* BEGIN STORED RECORDS *
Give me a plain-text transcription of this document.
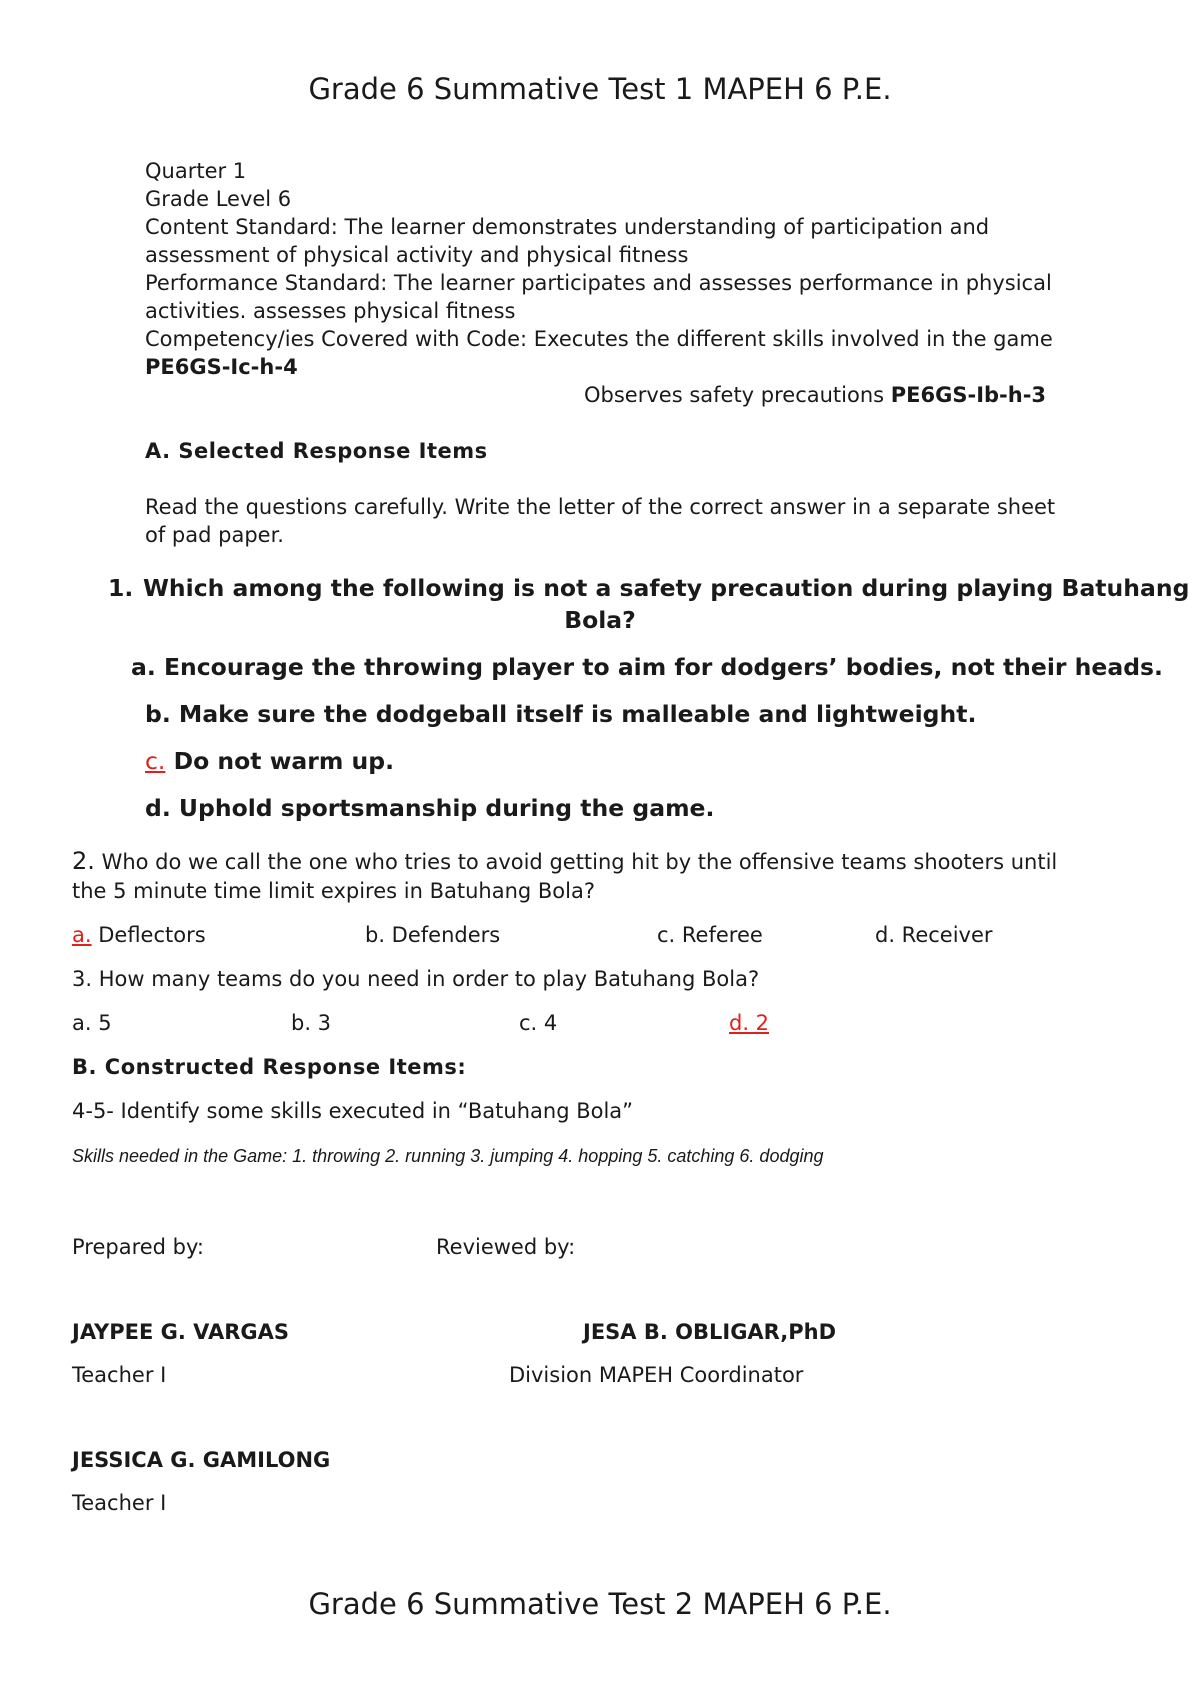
Grade 6 Summative Test 1 MAPEH 6 P.E.
Quarter 1
Grade Level 6
Content Standard: The learner demonstrates understanding of participation and
assessment of physical activity and physical fitness
Performance Standard: The learner participates and assesses performance in physical
activities. assesses physical fitness
Competency/ies Covered with Code: Executes the different skills involved in the game
PE6GS-Ic-h-4
Observes safety precautions PE6GS-Ib-h-3
A. Selected Response Items
Read the questions carefully. Write the letter of the correct answer in a separate sheet
of pad paper.
1. Which among the following is not a safety precaution during playing Batuhang
Bola?
a. Encourage the throwing player to aim for dodgers’ bodies, not their heads.
b. Make sure the dodgeball itself is malleable and lightweight.
c. Do not warm up.
d. Uphold sportsmanship during the game.
2. Who do we call the one who tries to avoid getting hit by the offensive teams shooters until
the 5 minute time limit expires in Batuhang Bola?
a. Deflectors	b. Defenders	c. Referee	d. Receiver
3. How many teams do you need in order to play Batuhang Bola?
a. 5	b. 3	c. 4	d. 2
B. Constructed Response Items:
4-5- Identify some skills executed in “Batuhang Bola”
Skills needed in the Game: 1. throwing 2. running 3. jumping 4. hopping 5. catching 6. dodging
Prepared by:	Reviewed by:
JAYPEE G. VARGAS	JESA B. OBLIGAR,PhD
Teacher I	Division MAPEH Coordinator
JESSICA G. GAMILONG
Teacher I
Grade 6 Summative Test 2 MAPEH 6 P.E.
* END STORED RECORDS *
- SHORT PROBLEM
Copy every entry word for word, but omit the pictures.

- RESPONSE TO THE EXERCISE
Give me a plain-text transcription of this document.
Grade 6 Summative Test 1 MAPEH 6 P.E.
Quarter 1
Grade Level 6
Content Standard: The learner demonstrates understanding of participation and
assessment of physical activity and physical fitness
Performance Standard: The learner participates and assesses performance in physical
activities. assesses physical fitness
Competency/ies Covered with Code: Executes the different skills involved in the game
PE6GS-Ic-h-4
Observes safety precautions PE6GS-Ib-h-3
A. Selected Response Items
Read the questions carefully. Write the letter of the correct answer in a separate sheet
of pad paper.
1. Which among the following is not a safety precaution during playing Batuhang
Bola?
a. Encourage the throwing player to aim for dodgers’ bodies, not their heads.
b. Make sure the dodgeball itself is malleable and lightweight.
c. Do not warm up.
d. Uphold sportsmanship during the game.
2. Who do we call the one who tries to avoid getting hit by the offensive teams shooters until
the 5 minute time limit expires in Batuhang Bola?
a. Deflectors	b. Defenders	c. Referee	d. Receiver
3. How many teams do you need in order to play Batuhang Bola?
a. 5	b. 3	c. 4	d. 2
B. Constructed Response Items:
4-5- Identify some skills executed in “Batuhang Bola”
Skills needed in the Game: 1. throwing 2. running 3. jumping 4. hopping 5. catching 6. dodging
Prepared by:	Reviewed by:
JAYPEE G. VARGAS	JESA B. OBLIGAR,PhD
Teacher I	Division MAPEH Coordinator
JESSICA G. GAMILONG
Teacher I
Grade 6 Summative Test 2 MAPEH 6 P.E.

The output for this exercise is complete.